**EXCERPTED RECORDS**
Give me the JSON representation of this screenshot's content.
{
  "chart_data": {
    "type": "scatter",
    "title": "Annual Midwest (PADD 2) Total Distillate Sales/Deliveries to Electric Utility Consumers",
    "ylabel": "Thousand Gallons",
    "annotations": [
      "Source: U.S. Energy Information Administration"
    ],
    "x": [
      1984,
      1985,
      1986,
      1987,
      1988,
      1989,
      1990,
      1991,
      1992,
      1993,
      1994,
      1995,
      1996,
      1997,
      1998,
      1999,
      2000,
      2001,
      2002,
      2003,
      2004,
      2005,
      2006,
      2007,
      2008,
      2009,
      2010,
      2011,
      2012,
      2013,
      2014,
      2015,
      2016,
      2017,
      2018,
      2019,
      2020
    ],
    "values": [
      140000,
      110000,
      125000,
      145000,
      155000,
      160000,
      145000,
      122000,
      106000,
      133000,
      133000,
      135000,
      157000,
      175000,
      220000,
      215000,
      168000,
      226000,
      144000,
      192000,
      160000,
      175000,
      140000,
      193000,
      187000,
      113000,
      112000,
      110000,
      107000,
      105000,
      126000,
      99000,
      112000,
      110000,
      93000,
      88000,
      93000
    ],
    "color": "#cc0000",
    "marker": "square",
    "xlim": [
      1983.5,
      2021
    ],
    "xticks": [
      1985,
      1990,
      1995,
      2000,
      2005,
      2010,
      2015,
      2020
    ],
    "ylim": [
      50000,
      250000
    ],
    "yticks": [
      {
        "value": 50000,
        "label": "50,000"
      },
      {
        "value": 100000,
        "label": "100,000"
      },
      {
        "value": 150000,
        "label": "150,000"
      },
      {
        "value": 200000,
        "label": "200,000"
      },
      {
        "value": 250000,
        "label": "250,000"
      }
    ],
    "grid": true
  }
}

**DIRECTIONS**
Reproduce the records above exactly as they appear.

**EXERCISE SOLUTION**
Give me the JSON representation of this screenshot's content.
{
  "chart_data": {
    "type": "scatter",
    "title": "Annual Midwest (PADD 2) Total Distillate Sales/Deliveries to Electric Utility Consumers",
    "ylabel": "Thousand Gallons",
    "annotations": [
      "Source: U.S. Energy Information Administration"
    ],
    "x": [
      1984,
      1985,
      1986,
      1987,
      1988,
      1989,
      1990,
      1991,
      1992,
      1993,
      1994,
      1995,
      1996,
      1997,
      1998,
      1999,
      2000,
      2001,
      2002,
      2003,
      2004,
      2005,
      2006,
      2007,
      2008,
      2009,
      2010,
      2011,
      2012,
      2013,
      2014,
      2015,
      2016,
      2017,
      2018,
      2019,
      2020
    ],
    "values": [
      140000,
      110000,
      125000,
      145000,
      155000,
      160000,
      145000,
      122000,
      106000,
      133000,
      133000,
      135000,
      157000,
      175000,
      220000,
      215000,
      168000,
      226000,
      144000,
      192000,
      160000,
      175000,
      140000,
      193000,
      187000,
      113000,
      112000,
      110000,
      107000,
      105000,
      126000,
      99000,
      112000,
      110000,
      93000,
      88000,
      93000
    ],
    "color": "#cc0000",
    "marker": "square",
    "xlim": [
      1983.5,
      2021
    ],
    "xticks": [
      1985,
      1990,
      1995,
      2000,
      2005,
      2010,
      2015,
      2020
    ],
    "ylim": [
      50000,
      250000
    ],
    "yticks": [
      {
        "value": 50000,
        "label": "50,000"
      },
      {
        "value": 100000,
        "label": "100,000"
      },
      {
        "value": 150000,
        "label": "150,000"
      },
      {
        "value": 200000,
        "label": "200,000"
      },
      {
        "value": 250000,
        "label": "250,000"
      }
    ],
    "grid": true
  }
}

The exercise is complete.